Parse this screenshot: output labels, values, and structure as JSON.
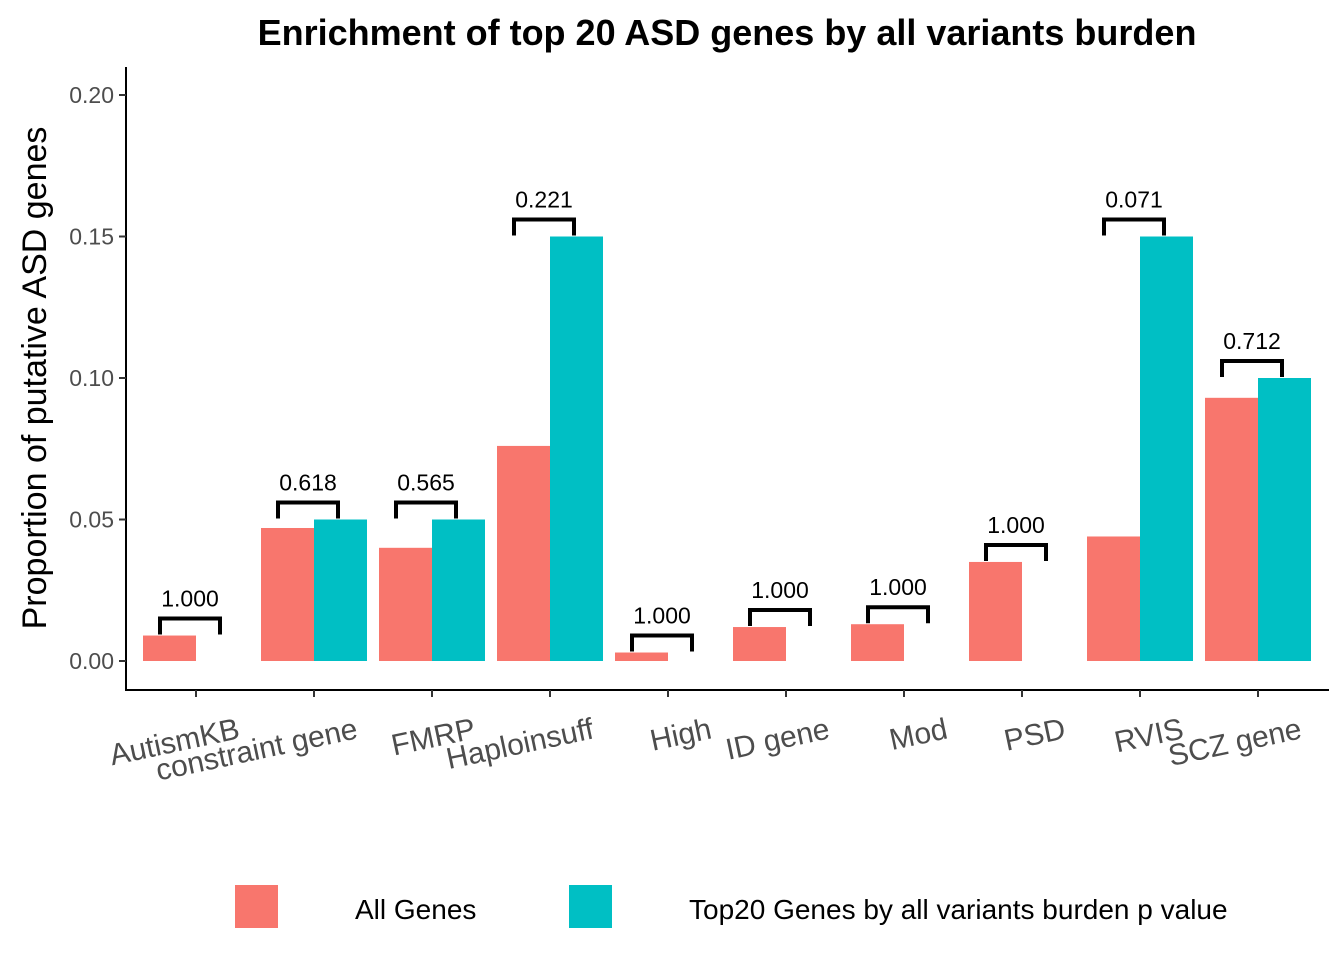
{
  "chart_data": {
    "type": "bar",
    "title": "Enrichment of top 20 ASD genes by all variants burden",
    "xlabel": "",
    "ylabel": "Proportion of putative ASD genes",
    "ylim": [
      0,
      0.2
    ],
    "yticks": [
      "0.00",
      "0.05",
      "0.10",
      "0.15",
      "0.20"
    ],
    "ytick_values": [
      0,
      0.05,
      0.1,
      0.15,
      0.2
    ],
    "categories": [
      "AutismKB",
      "constraint gene",
      "FMRP",
      "Haploinsuff",
      "High",
      "ID gene",
      "Mod",
      "PSD",
      "RVIS",
      "SCZ gene"
    ],
    "series": [
      {
        "name": "All Genes",
        "color": "#F8766D",
        "values": [
          0.009,
          0.047,
          0.04,
          0.076,
          0.003,
          0.012,
          0.013,
          0.035,
          0.044,
          0.093
        ]
      },
      {
        "name": "Top20 Genes by all variants burden p value",
        "color": "#00BFC4",
        "values": [
          0,
          0.05,
          0.05,
          0.15,
          0,
          0,
          0,
          0,
          0.15,
          0.1
        ]
      }
    ],
    "annotations": [
      "1.000",
      "0.618",
      "0.565",
      "0.221",
      "1.000",
      "1.000",
      "1.000",
      "1.000",
      "0.071",
      "0.712"
    ],
    "grid": false,
    "legend_position": "bottom"
  }
}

# # #

What this task involves:
Copy each line of the data above that holds "name".

Solution for this task:
        "name": "All Genes",
        "name": "Top20 Genes by all variants burden p value",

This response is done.